[CUPLIKAN HALAMAN]
--------

TERITORIAL24.COM, TANJUNGBALAI – Satu lagi nyawa melayang akibat dugaan kelalaian Dinas Kesehatan (Dinkes) Kota Tanjungbalai.
Seorang anak meninggal dunia karena difteri, tetapi alih-alih bertanggung jawab, pihak Dinkes justru berdalih bahwa keterlambatan penetapan status Kejadian Luar Biasa (KLB) adalah permintaan dari Dinkes Provinsi Sumatera Utara.
Sementara itu, keluarga korban bukan hanya harus berduka, tetapi juga menanggung stigma sosial akibat penanganan yang dinilai tidak manusiawi.
Yuli Andriani, ibu korban, menangis histeris saat putri tercintanya pergi untuk selamanya. Namun, duka mendalamnya diperparah oleh sikap masyarakat yang menjauh setelah petugas kesehatan datang mengenakan Alat Pelindung Diri (APD) lengkap.
Kehadiran mereka justru semakin membuat keluarga korban terpojok. “Kami bukan wabah berjalan! Kenapa mereka memperlakukan kami seolah kami ini pembawa bencana?” isaknya penuh kepedihan.

--------

[DATA TERSIMPAN]

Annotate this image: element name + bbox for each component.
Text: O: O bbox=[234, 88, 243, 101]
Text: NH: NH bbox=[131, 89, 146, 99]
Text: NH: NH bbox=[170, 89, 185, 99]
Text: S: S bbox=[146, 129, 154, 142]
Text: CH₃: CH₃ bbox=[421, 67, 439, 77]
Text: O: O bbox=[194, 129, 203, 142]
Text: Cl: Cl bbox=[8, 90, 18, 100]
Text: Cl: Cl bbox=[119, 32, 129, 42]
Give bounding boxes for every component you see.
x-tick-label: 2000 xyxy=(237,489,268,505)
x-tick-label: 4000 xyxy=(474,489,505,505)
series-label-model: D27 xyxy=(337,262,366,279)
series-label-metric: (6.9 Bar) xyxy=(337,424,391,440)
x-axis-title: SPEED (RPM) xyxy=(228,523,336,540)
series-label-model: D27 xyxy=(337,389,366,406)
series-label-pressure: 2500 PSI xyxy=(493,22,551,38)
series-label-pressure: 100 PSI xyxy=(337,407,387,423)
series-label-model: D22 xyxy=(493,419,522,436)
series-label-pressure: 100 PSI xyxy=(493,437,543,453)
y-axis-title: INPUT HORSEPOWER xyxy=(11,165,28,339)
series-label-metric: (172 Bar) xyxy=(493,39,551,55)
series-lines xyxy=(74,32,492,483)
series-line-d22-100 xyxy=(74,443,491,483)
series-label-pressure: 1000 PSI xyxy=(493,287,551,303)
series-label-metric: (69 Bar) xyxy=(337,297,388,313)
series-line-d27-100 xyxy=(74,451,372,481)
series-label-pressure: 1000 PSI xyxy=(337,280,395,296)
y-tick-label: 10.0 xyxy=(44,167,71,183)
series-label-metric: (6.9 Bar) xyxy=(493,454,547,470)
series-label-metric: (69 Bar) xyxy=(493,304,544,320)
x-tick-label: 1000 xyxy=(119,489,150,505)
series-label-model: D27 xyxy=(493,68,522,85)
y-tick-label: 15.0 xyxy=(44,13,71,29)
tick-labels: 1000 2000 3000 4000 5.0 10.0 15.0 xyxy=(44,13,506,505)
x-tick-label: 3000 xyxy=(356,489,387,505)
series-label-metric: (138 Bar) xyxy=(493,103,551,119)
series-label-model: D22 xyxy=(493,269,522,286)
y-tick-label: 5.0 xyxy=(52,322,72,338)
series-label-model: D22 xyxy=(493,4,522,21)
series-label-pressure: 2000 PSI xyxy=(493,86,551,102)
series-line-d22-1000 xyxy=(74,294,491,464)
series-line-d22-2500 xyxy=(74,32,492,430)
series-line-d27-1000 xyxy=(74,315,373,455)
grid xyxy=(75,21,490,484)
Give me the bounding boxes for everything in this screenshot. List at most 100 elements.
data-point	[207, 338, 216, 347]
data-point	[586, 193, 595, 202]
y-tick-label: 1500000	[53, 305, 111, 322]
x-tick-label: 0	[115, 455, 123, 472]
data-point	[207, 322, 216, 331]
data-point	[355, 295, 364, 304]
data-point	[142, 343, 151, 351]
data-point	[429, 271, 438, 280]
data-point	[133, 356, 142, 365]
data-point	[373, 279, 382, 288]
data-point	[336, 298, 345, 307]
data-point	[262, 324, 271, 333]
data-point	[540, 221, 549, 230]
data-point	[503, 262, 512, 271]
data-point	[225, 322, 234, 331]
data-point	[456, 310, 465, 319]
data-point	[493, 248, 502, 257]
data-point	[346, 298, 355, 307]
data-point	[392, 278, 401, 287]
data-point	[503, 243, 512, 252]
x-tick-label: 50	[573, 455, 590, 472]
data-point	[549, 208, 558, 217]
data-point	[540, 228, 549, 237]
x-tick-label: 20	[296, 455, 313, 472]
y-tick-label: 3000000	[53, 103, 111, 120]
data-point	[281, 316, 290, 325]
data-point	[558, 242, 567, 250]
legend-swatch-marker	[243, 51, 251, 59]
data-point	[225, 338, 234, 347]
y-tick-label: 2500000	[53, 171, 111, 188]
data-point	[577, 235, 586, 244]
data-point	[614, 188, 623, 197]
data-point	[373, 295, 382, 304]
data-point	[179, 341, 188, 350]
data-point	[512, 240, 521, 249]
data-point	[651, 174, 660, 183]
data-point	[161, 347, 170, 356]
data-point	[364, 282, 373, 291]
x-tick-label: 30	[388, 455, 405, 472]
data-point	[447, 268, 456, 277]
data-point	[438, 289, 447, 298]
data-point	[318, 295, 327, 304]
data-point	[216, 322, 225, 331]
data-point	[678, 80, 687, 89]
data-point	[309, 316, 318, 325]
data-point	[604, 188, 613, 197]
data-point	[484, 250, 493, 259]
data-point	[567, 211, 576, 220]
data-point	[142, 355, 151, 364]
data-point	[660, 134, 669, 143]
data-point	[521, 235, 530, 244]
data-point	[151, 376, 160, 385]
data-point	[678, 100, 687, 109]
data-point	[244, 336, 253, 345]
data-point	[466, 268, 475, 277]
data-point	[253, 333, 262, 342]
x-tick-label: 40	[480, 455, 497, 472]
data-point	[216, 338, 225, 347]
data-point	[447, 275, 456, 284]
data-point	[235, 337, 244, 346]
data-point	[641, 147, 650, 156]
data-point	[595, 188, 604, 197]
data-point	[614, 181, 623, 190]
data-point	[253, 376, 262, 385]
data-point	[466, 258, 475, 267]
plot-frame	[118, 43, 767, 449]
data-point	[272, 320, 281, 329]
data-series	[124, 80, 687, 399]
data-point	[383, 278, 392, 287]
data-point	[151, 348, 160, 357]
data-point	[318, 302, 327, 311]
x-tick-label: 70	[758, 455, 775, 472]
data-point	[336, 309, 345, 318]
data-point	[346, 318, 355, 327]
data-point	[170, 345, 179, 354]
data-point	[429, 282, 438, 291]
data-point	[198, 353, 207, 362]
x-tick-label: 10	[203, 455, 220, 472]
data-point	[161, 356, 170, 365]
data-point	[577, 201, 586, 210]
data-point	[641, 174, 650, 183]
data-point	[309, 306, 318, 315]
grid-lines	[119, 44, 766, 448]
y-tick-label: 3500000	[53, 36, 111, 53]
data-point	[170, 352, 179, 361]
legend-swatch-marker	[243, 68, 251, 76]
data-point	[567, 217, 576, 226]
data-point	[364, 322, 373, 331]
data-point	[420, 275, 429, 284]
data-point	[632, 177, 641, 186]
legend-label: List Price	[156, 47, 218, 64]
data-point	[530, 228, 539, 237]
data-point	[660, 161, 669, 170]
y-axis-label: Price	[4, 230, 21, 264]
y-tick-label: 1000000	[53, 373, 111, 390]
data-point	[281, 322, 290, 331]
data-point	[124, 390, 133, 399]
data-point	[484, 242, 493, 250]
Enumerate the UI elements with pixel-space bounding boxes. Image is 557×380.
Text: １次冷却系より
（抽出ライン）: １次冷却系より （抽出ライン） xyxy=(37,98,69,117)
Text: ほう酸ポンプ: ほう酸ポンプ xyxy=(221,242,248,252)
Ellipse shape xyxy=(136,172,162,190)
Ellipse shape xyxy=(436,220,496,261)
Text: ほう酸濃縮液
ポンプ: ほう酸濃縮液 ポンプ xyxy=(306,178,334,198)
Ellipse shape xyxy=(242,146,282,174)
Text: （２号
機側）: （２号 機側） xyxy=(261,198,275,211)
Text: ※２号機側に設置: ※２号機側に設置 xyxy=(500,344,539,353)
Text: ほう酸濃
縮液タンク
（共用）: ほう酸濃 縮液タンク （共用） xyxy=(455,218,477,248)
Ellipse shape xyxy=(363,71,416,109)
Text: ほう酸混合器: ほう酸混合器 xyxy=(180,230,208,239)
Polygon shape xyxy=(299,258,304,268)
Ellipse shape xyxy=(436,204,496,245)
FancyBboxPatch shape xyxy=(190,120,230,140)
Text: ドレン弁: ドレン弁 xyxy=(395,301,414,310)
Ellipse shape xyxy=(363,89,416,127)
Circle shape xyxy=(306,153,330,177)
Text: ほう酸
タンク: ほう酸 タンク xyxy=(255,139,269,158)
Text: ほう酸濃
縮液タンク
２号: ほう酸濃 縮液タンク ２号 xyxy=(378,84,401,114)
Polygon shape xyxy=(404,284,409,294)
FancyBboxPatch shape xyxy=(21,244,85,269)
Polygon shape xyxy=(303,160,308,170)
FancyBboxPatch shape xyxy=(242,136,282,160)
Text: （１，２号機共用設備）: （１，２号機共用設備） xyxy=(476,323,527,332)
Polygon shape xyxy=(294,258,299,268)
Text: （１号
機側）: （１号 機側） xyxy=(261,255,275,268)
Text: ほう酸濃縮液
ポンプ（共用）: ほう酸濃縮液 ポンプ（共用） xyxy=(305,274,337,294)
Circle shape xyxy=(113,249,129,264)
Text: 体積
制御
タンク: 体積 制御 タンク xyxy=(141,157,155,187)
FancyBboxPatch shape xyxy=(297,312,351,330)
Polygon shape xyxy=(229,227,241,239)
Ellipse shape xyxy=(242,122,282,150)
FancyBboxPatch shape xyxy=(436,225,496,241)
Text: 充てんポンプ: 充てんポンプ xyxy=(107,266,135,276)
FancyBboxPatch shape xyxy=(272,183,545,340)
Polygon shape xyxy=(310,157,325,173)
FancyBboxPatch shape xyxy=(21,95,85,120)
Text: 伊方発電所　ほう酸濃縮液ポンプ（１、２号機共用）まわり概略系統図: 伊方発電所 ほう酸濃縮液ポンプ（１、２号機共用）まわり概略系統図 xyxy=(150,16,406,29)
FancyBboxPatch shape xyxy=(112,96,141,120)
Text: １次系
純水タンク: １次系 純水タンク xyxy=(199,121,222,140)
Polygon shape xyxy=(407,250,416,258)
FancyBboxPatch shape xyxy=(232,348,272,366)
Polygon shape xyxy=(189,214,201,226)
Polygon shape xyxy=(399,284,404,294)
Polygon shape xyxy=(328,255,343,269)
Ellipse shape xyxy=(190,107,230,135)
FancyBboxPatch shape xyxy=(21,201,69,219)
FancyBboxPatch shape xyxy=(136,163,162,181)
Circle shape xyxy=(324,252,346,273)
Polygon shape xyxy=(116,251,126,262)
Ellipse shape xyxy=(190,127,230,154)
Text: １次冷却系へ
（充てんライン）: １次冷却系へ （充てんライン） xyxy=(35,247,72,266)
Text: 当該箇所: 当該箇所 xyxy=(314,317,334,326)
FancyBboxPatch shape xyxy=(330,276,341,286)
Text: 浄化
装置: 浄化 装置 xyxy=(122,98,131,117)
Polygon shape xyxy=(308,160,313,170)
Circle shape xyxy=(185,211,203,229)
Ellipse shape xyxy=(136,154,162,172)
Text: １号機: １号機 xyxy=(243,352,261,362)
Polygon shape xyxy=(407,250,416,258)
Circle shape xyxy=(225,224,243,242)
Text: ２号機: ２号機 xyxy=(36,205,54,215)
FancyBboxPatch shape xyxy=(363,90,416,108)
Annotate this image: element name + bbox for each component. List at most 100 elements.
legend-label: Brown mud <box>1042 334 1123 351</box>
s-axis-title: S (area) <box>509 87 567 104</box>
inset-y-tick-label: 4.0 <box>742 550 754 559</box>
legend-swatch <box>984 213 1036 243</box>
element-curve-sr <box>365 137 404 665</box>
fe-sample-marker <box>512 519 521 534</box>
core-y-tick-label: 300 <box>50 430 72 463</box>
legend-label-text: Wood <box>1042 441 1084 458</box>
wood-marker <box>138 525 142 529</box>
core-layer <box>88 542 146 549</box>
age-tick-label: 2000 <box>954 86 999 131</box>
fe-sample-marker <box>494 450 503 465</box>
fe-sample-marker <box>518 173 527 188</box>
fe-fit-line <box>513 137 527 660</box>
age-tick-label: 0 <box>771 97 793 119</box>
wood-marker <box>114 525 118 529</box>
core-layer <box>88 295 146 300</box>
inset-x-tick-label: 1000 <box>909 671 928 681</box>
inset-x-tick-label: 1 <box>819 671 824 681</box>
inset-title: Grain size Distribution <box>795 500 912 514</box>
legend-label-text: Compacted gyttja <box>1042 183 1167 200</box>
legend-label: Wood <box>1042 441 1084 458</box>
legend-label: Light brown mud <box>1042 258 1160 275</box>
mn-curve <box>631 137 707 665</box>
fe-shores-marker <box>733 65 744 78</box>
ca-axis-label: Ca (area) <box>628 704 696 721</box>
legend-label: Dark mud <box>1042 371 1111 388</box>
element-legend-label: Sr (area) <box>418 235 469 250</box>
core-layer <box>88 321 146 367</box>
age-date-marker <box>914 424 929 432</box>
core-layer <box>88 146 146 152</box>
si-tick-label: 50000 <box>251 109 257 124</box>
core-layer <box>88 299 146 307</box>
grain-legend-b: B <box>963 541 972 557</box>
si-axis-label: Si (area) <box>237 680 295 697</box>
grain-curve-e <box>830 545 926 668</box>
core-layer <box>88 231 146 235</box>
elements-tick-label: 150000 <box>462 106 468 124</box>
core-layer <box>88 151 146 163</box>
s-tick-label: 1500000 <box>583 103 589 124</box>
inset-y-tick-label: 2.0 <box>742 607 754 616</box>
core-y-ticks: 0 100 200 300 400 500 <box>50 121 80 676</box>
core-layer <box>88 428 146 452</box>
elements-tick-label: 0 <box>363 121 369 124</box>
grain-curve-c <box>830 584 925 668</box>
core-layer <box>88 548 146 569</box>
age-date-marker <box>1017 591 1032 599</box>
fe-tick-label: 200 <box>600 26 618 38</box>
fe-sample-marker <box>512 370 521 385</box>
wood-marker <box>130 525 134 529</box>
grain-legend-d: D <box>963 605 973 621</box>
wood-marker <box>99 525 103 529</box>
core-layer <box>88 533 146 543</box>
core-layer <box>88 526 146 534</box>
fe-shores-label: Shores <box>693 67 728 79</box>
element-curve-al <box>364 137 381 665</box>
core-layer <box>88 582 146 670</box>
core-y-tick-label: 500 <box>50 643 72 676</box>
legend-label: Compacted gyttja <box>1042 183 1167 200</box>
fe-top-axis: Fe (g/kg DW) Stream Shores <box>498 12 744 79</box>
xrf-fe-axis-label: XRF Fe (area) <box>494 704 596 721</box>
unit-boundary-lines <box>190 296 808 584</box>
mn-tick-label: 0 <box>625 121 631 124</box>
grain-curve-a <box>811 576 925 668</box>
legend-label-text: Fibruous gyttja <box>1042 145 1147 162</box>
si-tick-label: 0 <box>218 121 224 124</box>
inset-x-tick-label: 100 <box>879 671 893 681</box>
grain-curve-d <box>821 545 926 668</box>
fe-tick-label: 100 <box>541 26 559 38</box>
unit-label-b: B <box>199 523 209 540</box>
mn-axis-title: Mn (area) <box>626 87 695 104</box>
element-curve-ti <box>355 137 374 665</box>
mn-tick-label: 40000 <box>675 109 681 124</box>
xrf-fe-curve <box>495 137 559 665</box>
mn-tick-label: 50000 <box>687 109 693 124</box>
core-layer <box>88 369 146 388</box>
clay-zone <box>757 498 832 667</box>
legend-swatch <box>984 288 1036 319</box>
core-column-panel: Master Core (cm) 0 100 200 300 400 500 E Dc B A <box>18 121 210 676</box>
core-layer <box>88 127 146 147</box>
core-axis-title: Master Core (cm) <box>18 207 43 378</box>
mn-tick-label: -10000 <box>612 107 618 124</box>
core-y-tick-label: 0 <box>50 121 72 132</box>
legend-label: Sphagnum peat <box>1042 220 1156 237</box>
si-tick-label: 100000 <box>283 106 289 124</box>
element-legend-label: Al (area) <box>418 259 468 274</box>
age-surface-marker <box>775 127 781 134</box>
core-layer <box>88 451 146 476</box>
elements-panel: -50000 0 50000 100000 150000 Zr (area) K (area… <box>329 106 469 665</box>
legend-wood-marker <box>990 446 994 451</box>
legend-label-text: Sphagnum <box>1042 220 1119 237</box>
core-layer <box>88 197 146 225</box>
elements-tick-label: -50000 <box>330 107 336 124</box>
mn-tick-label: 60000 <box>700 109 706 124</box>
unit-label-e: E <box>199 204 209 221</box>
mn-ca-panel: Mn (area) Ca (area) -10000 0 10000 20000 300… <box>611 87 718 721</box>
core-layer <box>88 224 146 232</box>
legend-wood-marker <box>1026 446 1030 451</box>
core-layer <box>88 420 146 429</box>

--------

[MASALAH YANG DISELESAIKAN]
Bisakah Anda menyalin kata demi kata bagian berita kasus difteri di Tanjungbalai yang dimulai dari "Seorang anak meninggal" dan berakhir pada "Provinsi Sumatera Utara."?

[HASIL TUGAS]
Seorang anak meninggal dunia karena difteri, tetapi alih-alih bertanggung jawab, pihak Dinkes justru berdalih bahwa keterlambatan penetapan status Kejadian Luar Biasa (KLB) adalah permintaan dari Dinkes Provinsi Sumatera Utara.